Work instructions:
Whatever appears in the data below, copy it exactly.

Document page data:
[Start of section]
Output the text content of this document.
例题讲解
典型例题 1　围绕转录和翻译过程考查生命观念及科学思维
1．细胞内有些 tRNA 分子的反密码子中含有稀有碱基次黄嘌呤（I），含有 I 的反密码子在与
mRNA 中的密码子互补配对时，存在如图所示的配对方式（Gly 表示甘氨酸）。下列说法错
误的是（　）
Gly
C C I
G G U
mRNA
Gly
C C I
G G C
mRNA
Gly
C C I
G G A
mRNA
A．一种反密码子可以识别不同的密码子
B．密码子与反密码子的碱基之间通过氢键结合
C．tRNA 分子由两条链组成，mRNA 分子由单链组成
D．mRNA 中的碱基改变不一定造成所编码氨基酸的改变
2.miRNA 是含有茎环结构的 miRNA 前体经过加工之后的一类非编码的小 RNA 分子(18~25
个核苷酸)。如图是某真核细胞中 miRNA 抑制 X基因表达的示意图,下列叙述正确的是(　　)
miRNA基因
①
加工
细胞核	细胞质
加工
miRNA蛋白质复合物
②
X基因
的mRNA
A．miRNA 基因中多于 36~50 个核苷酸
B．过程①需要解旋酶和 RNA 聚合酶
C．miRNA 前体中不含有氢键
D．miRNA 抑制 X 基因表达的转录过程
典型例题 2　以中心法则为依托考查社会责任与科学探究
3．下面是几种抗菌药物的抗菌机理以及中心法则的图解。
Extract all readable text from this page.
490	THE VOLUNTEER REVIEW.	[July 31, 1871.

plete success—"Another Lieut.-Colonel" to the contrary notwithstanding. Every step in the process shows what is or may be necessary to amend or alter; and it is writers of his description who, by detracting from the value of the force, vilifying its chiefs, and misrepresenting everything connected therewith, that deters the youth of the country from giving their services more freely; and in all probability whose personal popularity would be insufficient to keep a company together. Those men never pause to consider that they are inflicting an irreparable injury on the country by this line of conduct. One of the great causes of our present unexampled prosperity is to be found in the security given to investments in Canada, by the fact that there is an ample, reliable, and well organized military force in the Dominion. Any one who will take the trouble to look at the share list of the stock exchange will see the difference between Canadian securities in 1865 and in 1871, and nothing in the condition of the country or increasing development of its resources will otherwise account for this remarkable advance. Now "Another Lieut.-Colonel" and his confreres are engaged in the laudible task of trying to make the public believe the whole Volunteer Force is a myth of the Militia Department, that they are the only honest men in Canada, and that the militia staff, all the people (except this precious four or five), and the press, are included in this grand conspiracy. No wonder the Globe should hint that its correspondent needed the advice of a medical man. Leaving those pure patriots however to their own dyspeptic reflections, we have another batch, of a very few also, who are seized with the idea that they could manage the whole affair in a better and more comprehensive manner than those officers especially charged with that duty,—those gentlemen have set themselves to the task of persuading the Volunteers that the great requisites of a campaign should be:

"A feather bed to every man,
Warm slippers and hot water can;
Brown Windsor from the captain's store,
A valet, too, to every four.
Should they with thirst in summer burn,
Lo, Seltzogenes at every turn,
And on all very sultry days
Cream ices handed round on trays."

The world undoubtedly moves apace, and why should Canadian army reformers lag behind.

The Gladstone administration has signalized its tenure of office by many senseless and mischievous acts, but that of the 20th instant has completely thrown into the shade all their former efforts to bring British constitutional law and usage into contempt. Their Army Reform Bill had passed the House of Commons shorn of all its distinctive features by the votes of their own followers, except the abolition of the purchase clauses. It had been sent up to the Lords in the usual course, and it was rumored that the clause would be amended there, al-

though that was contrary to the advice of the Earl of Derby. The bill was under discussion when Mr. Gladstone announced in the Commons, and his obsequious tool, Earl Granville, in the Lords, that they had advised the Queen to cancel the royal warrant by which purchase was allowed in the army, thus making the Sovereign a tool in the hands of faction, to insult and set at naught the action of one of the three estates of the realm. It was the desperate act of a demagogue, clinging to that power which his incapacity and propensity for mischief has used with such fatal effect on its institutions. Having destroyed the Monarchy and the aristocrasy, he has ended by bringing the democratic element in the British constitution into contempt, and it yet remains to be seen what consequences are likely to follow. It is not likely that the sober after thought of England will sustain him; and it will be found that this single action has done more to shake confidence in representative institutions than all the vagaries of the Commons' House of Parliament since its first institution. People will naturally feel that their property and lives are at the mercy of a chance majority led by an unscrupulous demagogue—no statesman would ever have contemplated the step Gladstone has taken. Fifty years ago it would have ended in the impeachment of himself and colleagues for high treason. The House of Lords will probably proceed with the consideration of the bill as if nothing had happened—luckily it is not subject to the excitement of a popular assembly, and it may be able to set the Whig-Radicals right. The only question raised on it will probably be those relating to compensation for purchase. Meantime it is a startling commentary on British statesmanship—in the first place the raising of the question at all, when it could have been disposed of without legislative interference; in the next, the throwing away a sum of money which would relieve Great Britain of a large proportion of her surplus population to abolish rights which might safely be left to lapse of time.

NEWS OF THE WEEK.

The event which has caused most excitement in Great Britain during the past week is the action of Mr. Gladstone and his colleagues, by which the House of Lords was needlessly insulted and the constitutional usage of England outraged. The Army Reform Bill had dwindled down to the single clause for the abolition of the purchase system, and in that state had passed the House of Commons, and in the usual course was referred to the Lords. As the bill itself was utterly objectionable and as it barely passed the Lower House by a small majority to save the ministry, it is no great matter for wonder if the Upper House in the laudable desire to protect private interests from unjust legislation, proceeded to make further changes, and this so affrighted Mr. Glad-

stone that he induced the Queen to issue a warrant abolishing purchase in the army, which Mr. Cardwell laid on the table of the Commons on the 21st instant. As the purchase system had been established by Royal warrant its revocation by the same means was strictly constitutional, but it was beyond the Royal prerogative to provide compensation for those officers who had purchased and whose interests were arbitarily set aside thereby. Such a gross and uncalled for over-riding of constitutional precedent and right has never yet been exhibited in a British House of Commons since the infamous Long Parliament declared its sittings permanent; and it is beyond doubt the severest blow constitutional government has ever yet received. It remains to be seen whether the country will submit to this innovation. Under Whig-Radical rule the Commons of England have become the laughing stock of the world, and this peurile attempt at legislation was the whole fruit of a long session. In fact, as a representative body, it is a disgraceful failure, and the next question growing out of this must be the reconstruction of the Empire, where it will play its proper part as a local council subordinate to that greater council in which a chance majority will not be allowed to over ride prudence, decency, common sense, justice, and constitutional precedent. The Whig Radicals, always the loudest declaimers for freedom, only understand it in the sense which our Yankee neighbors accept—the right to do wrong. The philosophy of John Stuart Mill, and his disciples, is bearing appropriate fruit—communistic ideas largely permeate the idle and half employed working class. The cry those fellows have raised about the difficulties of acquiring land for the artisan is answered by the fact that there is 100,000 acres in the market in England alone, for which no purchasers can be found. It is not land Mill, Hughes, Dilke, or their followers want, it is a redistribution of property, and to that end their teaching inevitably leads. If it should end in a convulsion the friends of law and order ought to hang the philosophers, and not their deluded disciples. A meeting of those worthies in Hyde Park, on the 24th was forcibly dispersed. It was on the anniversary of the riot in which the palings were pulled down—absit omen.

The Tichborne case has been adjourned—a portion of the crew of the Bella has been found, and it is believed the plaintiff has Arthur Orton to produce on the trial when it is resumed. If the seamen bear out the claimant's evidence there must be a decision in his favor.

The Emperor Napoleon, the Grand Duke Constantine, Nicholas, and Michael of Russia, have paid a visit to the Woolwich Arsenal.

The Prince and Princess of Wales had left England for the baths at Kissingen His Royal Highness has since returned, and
[End of section]
Problem solution:
Output the text content of this document.
例题讲解
典型例题 1　围绕转录和翻译过程考查生命观念及科学思维
1．细胞内有些 tRNA 分子的反密码子中含有稀有碱基次黄嘌呤（I），含有 I 的反密码子在与
mRNA 中的密码子互补配对时，存在如图所示的配对方式（Gly 表示甘氨酸）。下列说法错
误的是（　）
Gly
C C I
G G U
mRNA
Gly
C C I
G G C
mRNA
Gly
C C I
G G A
mRNA
A．一种反密码子可以识别不同的密码子
B．密码子与反密码子的碱基之间通过氢键结合
C．tRNA 分子由两条链组成，mRNA 分子由单链组成
D．mRNA 中的碱基改变不一定造成所编码氨基酸的改变
2.miRNA 是含有茎环结构的 miRNA 前体经过加工之后的一类非编码的小 RNA 分子(18~25
个核苷酸)。如图是某真核细胞中 miRNA 抑制 X基因表达的示意图,下列叙述正确的是(　　)
miRNA基因
①
加工
细胞核	细胞质
加工
miRNA蛋白质复合物
②
X基因
的mRNA
A．miRNA 基因中多于 36~50 个核苷酸
B．过程①需要解旋酶和 RNA 聚合酶
C．miRNA 前体中不含有氢键
D．miRNA 抑制 X 基因表达的转录过程
典型例题 2　以中心法则为依托考查社会责任与科学探究
3．下面是几种抗菌药物的抗菌机理以及中心法则的图解。
Extract all readable text from this page.
490	THE VOLUNTEER REVIEW.	[July 31, 1871.

plete success—"Another Lieut.-Colonel" to the contrary notwithstanding. Every step in the process shows what is or may be necessary to amend or alter; and it is writers of his description who, by detracting from the value of the force, vilifying its chiefs, and misrepresenting everything connected therewith, that deters the youth of the country from giving their services more freely; and in all probability whose personal popularity would be insufficient to keep a company together. Those men never pause to consider that they are inflicting an irreparable injury on the country by this line of conduct. One of the great causes of our present unexampled prosperity is to be found in the security given to investments in Canada, by the fact that there is an ample, reliable, and well organized military force in the Dominion. Any one who will take the trouble to look at the share list of the stock exchange will see the difference between Canadian securities in 1865 and in 1871, and nothing in the condition of the country or increasing development of its resources will otherwise account for this remarkable advance. Now "Another Lieut.-Colonel" and his confreres are engaged in the laudible task of trying to make the public believe the whole Volunteer Force is a myth of the Militia Department, that they are the only honest men in Canada, and that the militia staff, all the people (except this precious four or five), and the press, are included in this grand conspiracy. No wonder the Globe should hint that its correspondent needed the advice of a medical man. Leaving those pure patriots however to their own dyspeptic reflections, we have another batch, of a very few also, who are seized with the idea that they could manage the whole affair in a better and more comprehensive manner than those officers especially charged with that duty,—those gentlemen have set themselves to the task of persuading the Volunteers that the great requisites of a campaign should be:

"A feather bed to every man,
Warm slippers and hot water can;
Brown Windsor from the captain's store,
A valet, too, to every four.
Should they with thirst in summer burn,
Lo, Seltzogenes at every turn,
And on all very sultry days
Cream ices handed round on trays."

The world undoubtedly moves apace, and why should Canadian army reformers lag behind.

The Gladstone administration has signalized its tenure of office by many senseless and mischievous acts, but that of the 20th instant has completely thrown into the shade all their former efforts to bring British constitutional law and usage into contempt. Their Army Reform Bill had passed the House of Commons shorn of all its distinctive features by the votes of their own followers, except the abolition of the purchase clauses. It had been sent up to the Lords in the usual course, and it was rumored that the clause would be amended there, al-

though that was contrary to the advice of the Earl of Derby. The bill was under discussion when Mr. Gladstone announced in the Commons, and his obsequious tool, Earl Granville, in the Lords, that they had advised the Queen to cancel the royal warrant by which purchase was allowed in the army, thus making the Sovereign a tool in the hands of faction, to insult and set at naught the action of one of the three estates of the realm. It was the desperate act of a demagogue, clinging to that power which his incapacity and propensity for mischief has used with such fatal effect on its institutions. Having destroyed the Monarchy and the aristocrasy, he has ended by bringing the democratic element in the British constitution into contempt, and it yet remains to be seen what consequences are likely to follow. It is not likely that the sober after thought of England will sustain him; and it will be found that this single action has done more to shake confidence in representative institutions than all the vagaries of the Commons' House of Parliament since its first institution. People will naturally feel that their property and lives are at the mercy of a chance majority led by an unscrupulous demagogue—no statesman would ever have contemplated the step Gladstone has taken. Fifty years ago it would have ended in the impeachment of himself and colleagues for high treason. The House of Lords will probably proceed with the consideration of the bill as if nothing had happened—luckily it is not subject to the excitement of a popular assembly, and it may be able to set the Whig-Radicals right. The only question raised on it will probably be those relating to compensation for purchase. Meantime it is a startling commentary on British statesmanship—in the first place the raising of the question at all, when it could have been disposed of without legislative interference; in the next, the throwing away a sum of money which would relieve Great Britain of a large proportion of her surplus population to abolish rights which might safely be left to lapse of time.

NEWS OF THE WEEK.

The event which has caused most excitement in Great Britain during the past week is the action of Mr. Gladstone and his colleagues, by which the House of Lords was needlessly insulted and the constitutional usage of England outraged. The Army Reform Bill had dwindled down to the single clause for the abolition of the purchase system, and in that state had passed the House of Commons, and in the usual course was referred to the Lords. As the bill itself was utterly objectionable and as it barely passed the Lower House by a small majority to save the ministry, it is no great matter for wonder if the Upper House in the laudable desire to protect private interests from unjust legislation, proceeded to make further changes, and this so affrighted Mr. Glad-

stone that he induced the Queen to issue a warrant abolishing purchase in the army, which Mr. Cardwell laid on the table of the Commons on the 21st instant. As the purchase system had been established by Royal warrant its revocation by the same means was strictly constitutional, but it was beyond the Royal prerogative to provide compensation for those officers who had purchased and whose interests were arbitarily set aside thereby. Such a gross and uncalled for over-riding of constitutional precedent and right has never yet been exhibited in a British House of Commons since the infamous Long Parliament declared its sittings permanent; and it is beyond doubt the severest blow constitutional government has ever yet received. It remains to be seen whether the country will submit to this innovation. Under Whig-Radical rule the Commons of England have become the laughing stock of the world, and this peurile attempt at legislation was the whole fruit of a long session. In fact, as a representative body, it is a disgraceful failure, and the next question growing out of this must be the reconstruction of the Empire, where it will play its proper part as a local council subordinate to that greater council in which a chance majority will not be allowed to over ride prudence, decency, common sense, justice, and constitutional precedent. The Whig Radicals, always the loudest declaimers for freedom, only understand it in the sense which our Yankee neighbors accept—the right to do wrong. The philosophy of John Stuart Mill, and his disciples, is bearing appropriate fruit—communistic ideas largely permeate the idle and half employed working class. The cry those fellows have raised about the difficulties of acquiring land for the artisan is answered by the fact that there is 100,000 acres in the market in England alone, for which no purchasers can be found. It is not land Mill, Hughes, Dilke, or their followers want, it is a redistribution of property, and to that end their teaching inevitably leads. If it should end in a convulsion the friends of law and order ought to hang the philosophers, and not their deluded disciples. A meeting of those worthies in Hyde Park, on the 24th was forcibly dispersed. It was on the anniversary of the riot in which the palings were pulled down—absit omen.

The Tichborne case has been adjourned—a portion of the crew of the Bella has been found, and it is believed the plaintiff has Arthur Orton to produce on the trial when it is resumed. If the seamen bear out the claimant's evidence there must be a decision in his favor.

The Emperor Napoleon, the Grand Duke Constantine, Nicholas, and Michael of Russia, have paid a visit to the Woolwich Arsenal.

The Prince and Princess of Wales had left England for the baths at Kissingen His Royal Highness has since returned, and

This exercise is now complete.